## JOB
Copy every entry exactly as given, minus the images.

** START EXTRACTED ENTRIES **

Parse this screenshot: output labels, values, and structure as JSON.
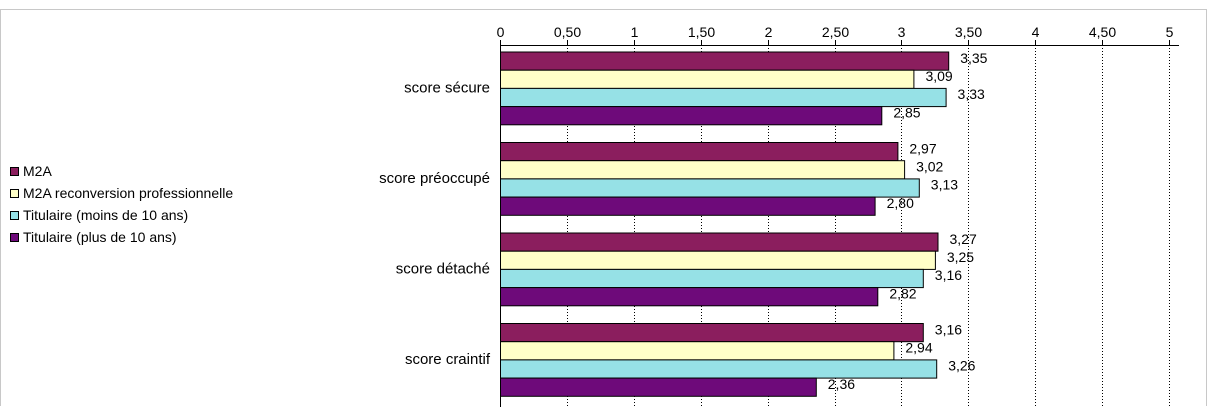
{
  "chart_data": {
    "type": "bar",
    "orientation": "horizontal",
    "categories": [
      "score sécure",
      "score préoccupé",
      "score détaché",
      "score craintif"
    ],
    "series": [
      {
        "name": "M2A",
        "color": "#8b1e5e",
        "values": [
          3.35,
          2.97,
          3.27,
          3.16
        ],
        "labels": [
          "3,35",
          "2,97",
          "3,27",
          "3,16"
        ]
      },
      {
        "name": "M2A reconversion professionnelle",
        "color": "#ffffc8",
        "values": [
          3.09,
          3.02,
          3.25,
          2.94
        ],
        "labels": [
          "3,09",
          "3,02",
          "3,25",
          "2,94"
        ]
      },
      {
        "name": "Titulaire (moins de 10 ans)",
        "color": "#96e1e6",
        "values": [
          3.33,
          3.13,
          3.16,
          3.26
        ],
        "labels": [
          "3,33",
          "3,13",
          "3,16",
          "3,26"
        ]
      },
      {
        "name": "Titulaire (plus de 10 ans)",
        "color": "#6e0a7a",
        "values": [
          2.85,
          2.8,
          2.82,
          2.36
        ],
        "labels": [
          "2,85",
          "2,80",
          "2,82",
          "2,36"
        ]
      }
    ],
    "xlim": [
      0,
      5
    ],
    "ticks": [
      0,
      0.5,
      1,
      1.5,
      2,
      2.5,
      3,
      3.5,
      4,
      4.5,
      5
    ],
    "tick_labels": [
      "0",
      "0,50",
      "1",
      "1,50",
      "2",
      "2,50",
      "3",
      "3,50",
      "4",
      "4,50",
      "5"
    ],
    "grid": true,
    "legend_position": "left"
  }
}
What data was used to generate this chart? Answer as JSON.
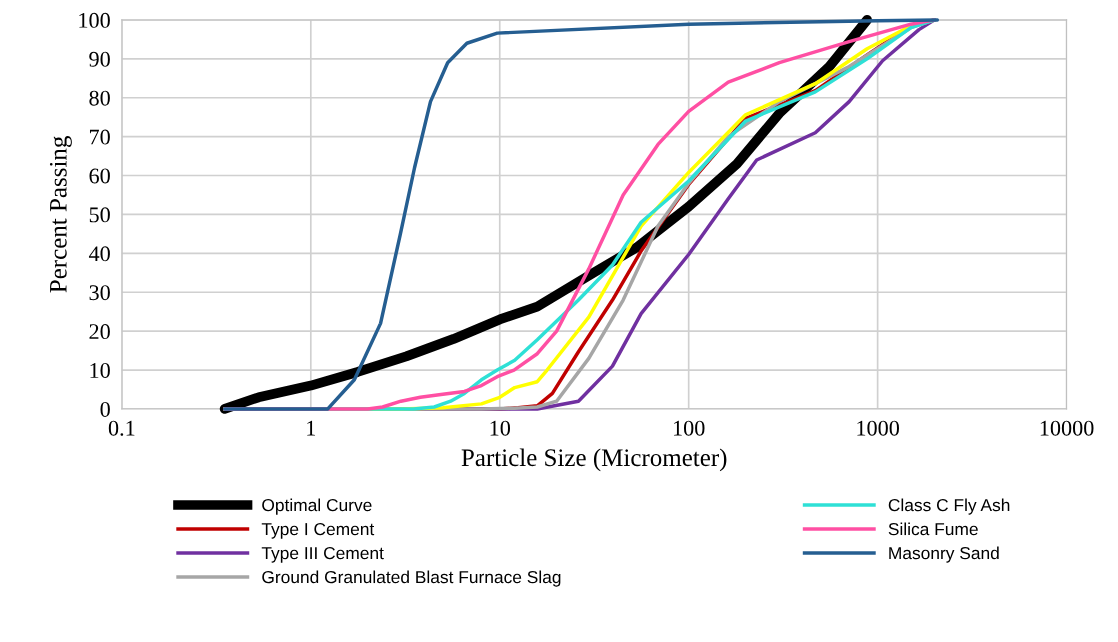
{
  "chart_data": {
    "type": "line",
    "xlabel": "Particle Size (Micrometer)",
    "ylabel": "Percent Passing",
    "log": "x",
    "xlim": [
      0.1,
      10000
    ],
    "xticks": [
      0.1,
      1,
      10,
      100,
      1000,
      10000
    ],
    "ylim": [
      0,
      100
    ],
    "yticks": [
      0,
      10,
      20,
      30,
      40,
      50,
      60,
      70,
      80,
      90,
      100
    ],
    "grid": true,
    "legend": "bottom",
    "line_style": "solid",
    "series": [
      {
        "name": "Optimal Curve",
        "color": "#000000",
        "x": [
          0.35,
          0.53,
          1,
          1.77,
          3.2,
          5.7,
          10,
          15.8,
          32.6,
          53,
          100,
          180,
          302,
          555,
          880
        ],
        "values": [
          0,
          3,
          6,
          9.5,
          13.5,
          18,
          23,
          26.3,
          35.5,
          41.5,
          52,
          63,
          76,
          88,
          100
        ]
      },
      {
        "name": "Type I Cement",
        "color": "#c00000",
        "x": [
          0.35,
          10,
          12.5,
          15.8,
          19,
          26.1,
          39.5,
          56,
          100,
          200,
          468,
          880,
          1500,
          2000
        ],
        "values": [
          0,
          0,
          0.3,
          0.8,
          4,
          14.7,
          28,
          40.6,
          57.7,
          74.7,
          81.8,
          91,
          98.5,
          100
        ]
      },
      {
        "name": "Type III Cement",
        "color": "#7030a0",
        "x": [
          0.35,
          10,
          15.8,
          26.1,
          39.5,
          56,
          100,
          162,
          229,
          468,
          707,
          1062,
          1655,
          2000
        ],
        "values": [
          0,
          0,
          0,
          2,
          11,
          24.5,
          39.7,
          54,
          64,
          71,
          79,
          89.5,
          97.5,
          100
        ]
      },
      {
        "name": "Ground Granulated Blast Furnace Slag",
        "color": "#a6a6a6",
        "x": [
          0.35,
          8,
          12,
          15.8,
          20,
          29.6,
          45,
          68.8,
          100,
          162,
          302,
          707,
          1500,
          2000
        ],
        "values": [
          0,
          0,
          0.2,
          0.5,
          2,
          13,
          28,
          47,
          58,
          70,
          79,
          88,
          98,
          100
        ]
      },
      {
        "color": "#ffff00",
        "x": [
          0.35,
          3,
          5,
          8,
          10,
          12,
          15.8,
          17.8,
          29.6,
          56,
          100,
          200,
          468,
          880,
          1500,
          2000
        ],
        "values": [
          0,
          0,
          0.3,
          1.3,
          3,
          5.5,
          7,
          10,
          23.6,
          47,
          60.8,
          75.6,
          83.6,
          92.6,
          98.5,
          100
        ]
      },
      {
        "name": "Class C Fly Ash",
        "color": "#2ee0d6",
        "x": [
          0.35,
          3.5,
          4.5,
          5.5,
          6.5,
          8,
          9.7,
          12,
          15.8,
          26.1,
          39.5,
          56,
          100,
          200,
          468,
          880,
          1500,
          2000
        ],
        "values": [
          0,
          0,
          0.5,
          2,
          4,
          7.5,
          10,
          12.5,
          17.8,
          28,
          37,
          48,
          58.6,
          74,
          81.5,
          90,
          98,
          100
        ]
      },
      {
        "name": "Silica Fume",
        "color": "#ff4fa3",
        "x": [
          0.35,
          1.5,
          2,
          2.4,
          3,
          3.8,
          5,
          6.5,
          8,
          9.7,
          11.9,
          15.8,
          20,
          29.6,
          45,
          68.8,
          100,
          162,
          302,
          707,
          1500,
          2000
        ],
        "values": [
          0,
          0,
          0,
          0.5,
          2,
          3,
          3.8,
          4.5,
          6,
          8.3,
          10,
          14.2,
          20,
          36,
          55,
          68,
          76.5,
          84,
          89,
          94.4,
          98.9,
          100
        ]
      },
      {
        "name": "Masonry Sand",
        "color": "#255e91",
        "x": [
          0.35,
          1,
          1.23,
          1.7,
          2.34,
          2.98,
          3.54,
          4.3,
          5.3,
          6.7,
          9.7,
          100,
          1000,
          2070
        ],
        "values": [
          0,
          0,
          0,
          7.5,
          22,
          45,
          62,
          79,
          89,
          94,
          96.6,
          98.9,
          99.8,
          100
        ]
      }
    ]
  }
}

** END EXTRACTED ENTRIES **

## ANSWER TO THE TASK
Parse this screenshot: output labels, values, and structure as JSON.
{
  "chart_data": {
    "type": "bar",
    "orientation": "horizontal",
    "categories": [
      "score sécure",
      "score préoccupé",
      "score détaché",
      "score craintif"
    ],
    "series": [
      {
        "name": "M2A",
        "color": "#8b1e5e",
        "values": [
          3.35,
          2.97,
          3.27,
          3.16
        ],
        "labels": [
          "3,35",
          "2,97",
          "3,27",
          "3,16"
        ]
      },
      {
        "name": "M2A reconversion professionnelle",
        "color": "#ffffc8",
        "values": [
          3.09,
          3.02,
          3.25,
          2.94
        ],
        "labels": [
          "3,09",
          "3,02",
          "3,25",
          "2,94"
        ]
      },
      {
        "name": "Titulaire (moins de 10 ans)",
        "color": "#96e1e6",
        "values": [
          3.33,
          3.13,
          3.16,
          3.26
        ],
        "labels": [
          "3,33",
          "3,13",
          "3,16",
          "3,26"
        ]
      },
      {
        "name": "Titulaire (plus de 10 ans)",
        "color": "#6e0a7a",
        "values": [
          2.85,
          2.8,
          2.82,
          2.36
        ],
        "labels": [
          "2,85",
          "2,80",
          "2,82",
          "2,36"
        ]
      }
    ],
    "xlim": [
      0,
      5
    ],
    "ticks": [
      0,
      0.5,
      1,
      1.5,
      2,
      2.5,
      3,
      3.5,
      4,
      4.5,
      5
    ],
    "tick_labels": [
      "0",
      "0,50",
      "1",
      "1,50",
      "2",
      "2,50",
      "3",
      "3,50",
      "4",
      "4,50",
      "5"
    ],
    "grid": true,
    "legend_position": "left"
  }
}
What data was used to generate this chart? Answer as JSON.
{
  "chart_data": {
    "type": "line",
    "xlabel": "Particle Size (Micrometer)",
    "ylabel": "Percent Passing",
    "log": "x",
    "xlim": [
      0.1,
      10000
    ],
    "xticks": [
      0.1,
      1,
      10,
      100,
      1000,
      10000
    ],
    "ylim": [
      0,
      100
    ],
    "yticks": [
      0,
      10,
      20,
      30,
      40,
      50,
      60,
      70,
      80,
      90,
      100
    ],
    "grid": true,
    "legend": "bottom",
    "line_style": "solid",
    "series": [
      {
        "name": "Optimal Curve",
        "color": "#000000",
        "x": [
          0.35,
          0.53,
          1,
          1.77,
          3.2,
          5.7,
          10,
          15.8,
          32.6,
          53,
          100,
          180,
          302,
          555,
          880
        ],
        "values": [
          0,
          3,
          6,
          9.5,
          13.5,
          18,
          23,
          26.3,
          35.5,
          41.5,
          52,
          63,
          76,
          88,
          100
        ]
      },
      {
        "name": "Type I Cement",
        "color": "#c00000",
        "x": [
          0.35,
          10,
          12.5,
          15.8,
          19,
          26.1,
          39.5,
          56,
          100,
          200,
          468,
          880,
          1500,
          2000
        ],
        "values": [
          0,
          0,
          0.3,
          0.8,
          4,
          14.7,
          28,
          40.6,
          57.7,
          74.7,
          81.8,
          91,
          98.5,
          100
        ]
      },
      {
        "name": "Type III Cement",
        "color": "#7030a0",
        "x": [
          0.35,
          10,
          15.8,
          26.1,
          39.5,
          56,
          100,
          162,
          229,
          468,
          707,
          1062,
          1655,
          2000
        ],
        "values": [
          0,
          0,
          0,
          2,
          11,
          24.5,
          39.7,
          54,
          64,
          71,
          79,
          89.5,
          97.5,
          100
        ]
      },
      {
        "name": "Ground Granulated Blast Furnace Slag",
        "color": "#a6a6a6",
        "x": [
          0.35,
          8,
          12,
          15.8,
          20,
          29.6,
          45,
          68.8,
          100,
          162,
          302,
          707,
          1500,
          2000
        ],
        "values": [
          0,
          0,
          0.2,
          0.5,
          2,
          13,
          28,
          47,
          58,
          70,
          79,
          88,
          98,
          100
        ]
      },
      {
        "color": "#ffff00",
        "x": [
          0.35,
          3,
          5,
          8,
          10,
          12,
          15.8,
          17.8,
          29.6,
          56,
          100,
          200,
          468,
          880,
          1500,
          2000
        ],
        "values": [
          0,
          0,
          0.3,
          1.3,
          3,
          5.5,
          7,
          10,
          23.6,
          47,
          60.8,
          75.6,
          83.6,
          92.6,
          98.5,
          100
        ]
      },
      {
        "name": "Class C Fly Ash",
        "color": "#2ee0d6",
        "x": [
          0.35,
          3.5,
          4.5,
          5.5,
          6.5,
          8,
          9.7,
          12,
          15.8,
          26.1,
          39.5,
          56,
          100,
          200,
          468,
          880,
          1500,
          2000
        ],
        "values": [
          0,
          0,
          0.5,
          2,
          4,
          7.5,
          10,
          12.5,
          17.8,
          28,
          37,
          48,
          58.6,
          74,
          81.5,
          90,
          98,
          100
        ]
      },
      {
        "name": "Silica Fume",
        "color": "#ff4fa3",
        "x": [
          0.35,
          1.5,
          2,
          2.4,
          3,
          3.8,
          5,
          6.5,
          8,
          9.7,
          11.9,
          15.8,
          20,
          29.6,
          45,
          68.8,
          100,
          162,
          302,
          707,
          1500,
          2000
        ],
        "values": [
          0,
          0,
          0,
          0.5,
          2,
          3,
          3.8,
          4.5,
          6,
          8.3,
          10,
          14.2,
          20,
          36,
          55,
          68,
          76.5,
          84,
          89,
          94.4,
          98.9,
          100
        ]
      },
      {
        "name": "Masonry Sand",
        "color": "#255e91",
        "x": [
          0.35,
          1,
          1.23,
          1.7,
          2.34,
          2.98,
          3.54,
          4.3,
          5.3,
          6.7,
          9.7,
          100,
          1000,
          2070
        ],
        "values": [
          0,
          0,
          0,
          7.5,
          22,
          45,
          62,
          79,
          89,
          94,
          96.6,
          98.9,
          99.8,
          100
        ]
      }
    ]
  }
}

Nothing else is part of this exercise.